Repeat each record exactly as written, and drop any images.

┄┄┄┄┄┄┄┄┄┄

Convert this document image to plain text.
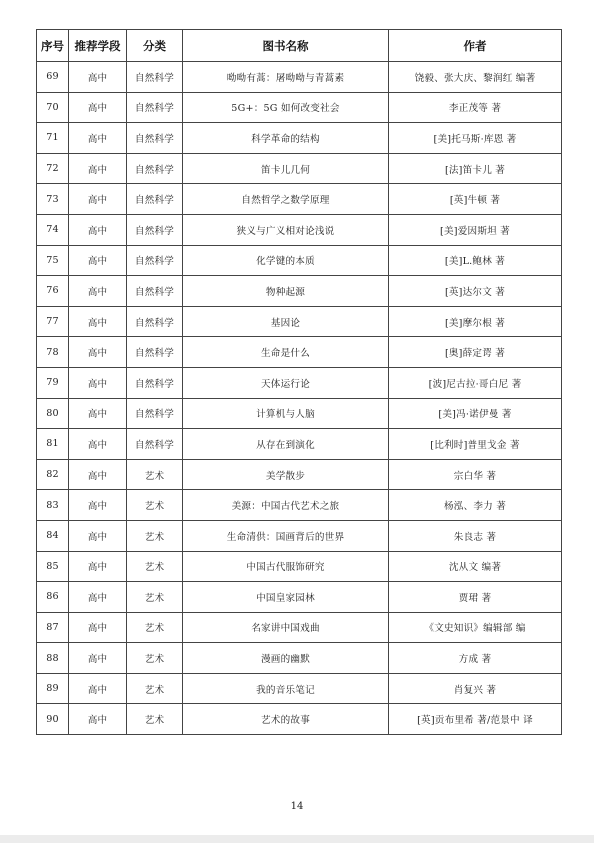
序号	推荐学段	分类	图书名称	作者
69	高中	自然科学	呦呦有蒿：屠呦呦与青蒿素	饶毅、张大庆、黎润红 编著
70	高中	自然科学	5G+：5G 如何改变社会	李正茂等 著
71	高中	自然科学	科学革命的结构	[美]托马斯·库恩 著
72	高中	自然科学	笛卡儿几何	[法]笛卡儿 著
73	高中	自然科学	自然哲学之数学原理	[英]牛顿 著
74	高中	自然科学	狭义与广义相对论浅说	[美]爱因斯坦 著
75	高中	自然科学	化学键的本质	[美]L.鲍林 著
76	高中	自然科学	物种起源	[英]达尔文 著
77	高中	自然科学	基因论	[美]摩尔根 著
78	高中	自然科学	生命是什么	[奥]薛定谔 著
79	高中	自然科学	天体运行论	[波]尼古拉·哥白尼 著
80	高中	自然科学	计算机与人脑	[美]冯·诺伊曼 著
81	高中	自然科学	从存在到演化	[比利时]普里戈金 著
82	高中	艺术	美学散步	宗白华 著
83	高中	艺术	美源：中国古代艺术之旅	杨泓、李力 著
84	高中	艺术	生命清供：国画背后的世界	朱良志 著
85	高中	艺术	中国古代服饰研究	沈从文 编著
86	高中	艺术	中国皇家园林	贾珺 著
87	高中	艺术	名家讲中国戏曲	《文史知识》编辑部 编
88	高中	艺术	漫画的幽默	方成 著
89	高中	艺术	我的音乐笔记	肖复兴 著
90	高中	艺术	艺术的故事	[英]贡布里希 著/范景中 译
14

┄┄┄┄┄┄┄┄┄┄

- Task answer:
Convert this document image to plain text.
序号	推荐学段	分类	图书名称	作者
69	高中	自然科学	呦呦有蒿：屠呦呦与青蒿素	饶毅、张大庆、黎润红 编著
70	高中	自然科学	5G+：5G 如何改变社会	李正茂等 著
71	高中	自然科学	科学革命的结构	[美]托马斯·库恩 著
72	高中	自然科学	笛卡儿几何	[法]笛卡儿 著
73	高中	自然科学	自然哲学之数学原理	[英]牛顿 著
74	高中	自然科学	狭义与广义相对论浅说	[美]爱因斯坦 著
75	高中	自然科学	化学键的本质	[美]L.鲍林 著
76	高中	自然科学	物种起源	[英]达尔文 著
77	高中	自然科学	基因论	[美]摩尔根 著
78	高中	自然科学	生命是什么	[奥]薛定谔 著
79	高中	自然科学	天体运行论	[波]尼古拉·哥白尼 著
80	高中	自然科学	计算机与人脑	[美]冯·诺伊曼 著
81	高中	自然科学	从存在到演化	[比利时]普里戈金 著
82	高中	艺术	美学散步	宗白华 著
83	高中	艺术	美源：中国古代艺术之旅	杨泓、李力 著
84	高中	艺术	生命清供：国画背后的世界	朱良志 著
85	高中	艺术	中国古代服饰研究	沈从文 编著
86	高中	艺术	中国皇家园林	贾珺 著
87	高中	艺术	名家讲中国戏曲	《文史知识》编辑部 编
88	高中	艺术	漫画的幽默	方成 著
89	高中	艺术	我的音乐笔记	肖复兴 著
90	高中	艺术	艺术的故事	[英]贡布里希 著/范景中 译
14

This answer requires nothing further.